# Entries provided start
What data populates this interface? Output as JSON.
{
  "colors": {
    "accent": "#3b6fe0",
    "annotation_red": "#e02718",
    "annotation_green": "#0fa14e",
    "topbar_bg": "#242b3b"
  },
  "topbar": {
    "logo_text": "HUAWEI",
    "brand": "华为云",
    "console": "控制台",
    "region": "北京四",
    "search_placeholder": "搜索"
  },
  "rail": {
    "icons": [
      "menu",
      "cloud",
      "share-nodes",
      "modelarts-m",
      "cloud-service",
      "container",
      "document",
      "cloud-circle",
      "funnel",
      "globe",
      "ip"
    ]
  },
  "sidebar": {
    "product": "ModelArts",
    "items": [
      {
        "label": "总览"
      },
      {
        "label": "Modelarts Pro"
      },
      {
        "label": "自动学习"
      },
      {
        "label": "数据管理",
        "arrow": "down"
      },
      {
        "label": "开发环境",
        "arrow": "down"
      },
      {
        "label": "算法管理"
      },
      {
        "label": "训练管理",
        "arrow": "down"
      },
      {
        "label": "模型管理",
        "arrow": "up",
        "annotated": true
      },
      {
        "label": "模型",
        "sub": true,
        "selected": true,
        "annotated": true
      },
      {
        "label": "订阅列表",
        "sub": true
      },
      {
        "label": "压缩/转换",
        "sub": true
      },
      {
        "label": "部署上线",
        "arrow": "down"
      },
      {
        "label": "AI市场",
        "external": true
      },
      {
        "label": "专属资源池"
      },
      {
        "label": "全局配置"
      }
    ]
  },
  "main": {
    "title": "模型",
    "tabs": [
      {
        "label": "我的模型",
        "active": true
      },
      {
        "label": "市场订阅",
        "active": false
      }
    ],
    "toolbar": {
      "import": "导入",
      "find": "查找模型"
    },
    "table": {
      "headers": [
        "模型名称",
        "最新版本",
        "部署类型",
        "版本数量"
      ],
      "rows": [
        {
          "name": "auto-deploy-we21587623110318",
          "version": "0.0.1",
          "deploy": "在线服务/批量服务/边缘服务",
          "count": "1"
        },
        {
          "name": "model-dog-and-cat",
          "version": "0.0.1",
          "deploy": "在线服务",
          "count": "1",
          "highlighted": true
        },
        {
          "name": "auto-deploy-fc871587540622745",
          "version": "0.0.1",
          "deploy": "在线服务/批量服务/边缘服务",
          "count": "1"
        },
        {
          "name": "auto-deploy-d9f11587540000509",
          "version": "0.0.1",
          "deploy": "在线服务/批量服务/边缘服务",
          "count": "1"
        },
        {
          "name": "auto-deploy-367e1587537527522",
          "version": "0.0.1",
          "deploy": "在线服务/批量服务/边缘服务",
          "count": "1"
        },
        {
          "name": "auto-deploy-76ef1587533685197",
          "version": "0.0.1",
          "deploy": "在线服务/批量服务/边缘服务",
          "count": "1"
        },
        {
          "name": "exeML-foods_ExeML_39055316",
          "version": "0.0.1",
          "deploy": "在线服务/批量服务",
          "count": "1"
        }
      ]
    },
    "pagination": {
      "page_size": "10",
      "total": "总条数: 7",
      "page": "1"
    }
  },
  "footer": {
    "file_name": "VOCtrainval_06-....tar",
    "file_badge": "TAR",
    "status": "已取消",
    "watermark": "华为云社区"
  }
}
# Entries provided end
Output the lines above verbatim and in full.

Response to the task —
What data populates this interface? Output as JSON.
{
  "colors": {
    "accent": "#3b6fe0",
    "annotation_red": "#e02718",
    "annotation_green": "#0fa14e",
    "topbar_bg": "#242b3b"
  },
  "topbar": {
    "logo_text": "HUAWEI",
    "brand": "华为云",
    "console": "控制台",
    "region": "北京四",
    "search_placeholder": "搜索"
  },
  "rail": {
    "icons": [
      "menu",
      "cloud",
      "share-nodes",
      "modelarts-m",
      "cloud-service",
      "container",
      "document",
      "cloud-circle",
      "funnel",
      "globe",
      "ip"
    ]
  },
  "sidebar": {
    "product": "ModelArts",
    "items": [
      {
        "label": "总览"
      },
      {
        "label": "Modelarts Pro"
      },
      {
        "label": "自动学习"
      },
      {
        "label": "数据管理",
        "arrow": "down"
      },
      {
        "label": "开发环境",
        "arrow": "down"
      },
      {
        "label": "算法管理"
      },
      {
        "label": "训练管理",
        "arrow": "down"
      },
      {
        "label": "模型管理",
        "arrow": "up",
        "annotated": true
      },
      {
        "label": "模型",
        "sub": true,
        "selected": true,
        "annotated": true
      },
      {
        "label": "订阅列表",
        "sub": true
      },
      {
        "label": "压缩/转换",
        "sub": true
      },
      {
        "label": "部署上线",
        "arrow": "down"
      },
      {
        "label": "AI市场",
        "external": true
      },
      {
        "label": "专属资源池"
      },
      {
        "label": "全局配置"
      }
    ]
  },
  "main": {
    "title": "模型",
    "tabs": [
      {
        "label": "我的模型",
        "active": true
      },
      {
        "label": "市场订阅",
        "active": false
      }
    ],
    "toolbar": {
      "import": "导入",
      "find": "查找模型"
    },
    "table": {
      "headers": [
        "模型名称",
        "最新版本",
        "部署类型",
        "版本数量"
      ],
      "rows": [
        {
          "name": "auto-deploy-we21587623110318",
          "version": "0.0.1",
          "deploy": "在线服务/批量服务/边缘服务",
          "count": "1"
        },
        {
          "name": "model-dog-and-cat",
          "version": "0.0.1",
          "deploy": "在线服务",
          "count": "1",
          "highlighted": true
        },
        {
          "name": "auto-deploy-fc871587540622745",
          "version": "0.0.1",
          "deploy": "在线服务/批量服务/边缘服务",
          "count": "1"
        },
        {
          "name": "auto-deploy-d9f11587540000509",
          "version": "0.0.1",
          "deploy": "在线服务/批量服务/边缘服务",
          "count": "1"
        },
        {
          "name": "auto-deploy-367e1587537527522",
          "version": "0.0.1",
          "deploy": "在线服务/批量服务/边缘服务",
          "count": "1"
        },
        {
          "name": "auto-deploy-76ef1587533685197",
          "version": "0.0.1",
          "deploy": "在线服务/批量服务/边缘服务",
          "count": "1"
        },
        {
          "name": "exeML-foods_ExeML_39055316",
          "version": "0.0.1",
          "deploy": "在线服务/批量服务",
          "count": "1"
        }
      ]
    },
    "pagination": {
      "page_size": "10",
      "total": "总条数: 7",
      "page": "1"
    }
  },
  "footer": {
    "file_name": "VOCtrainval_06-....tar",
    "file_badge": "TAR",
    "status": "已取消",
    "watermark": "华为云社区"
  }
}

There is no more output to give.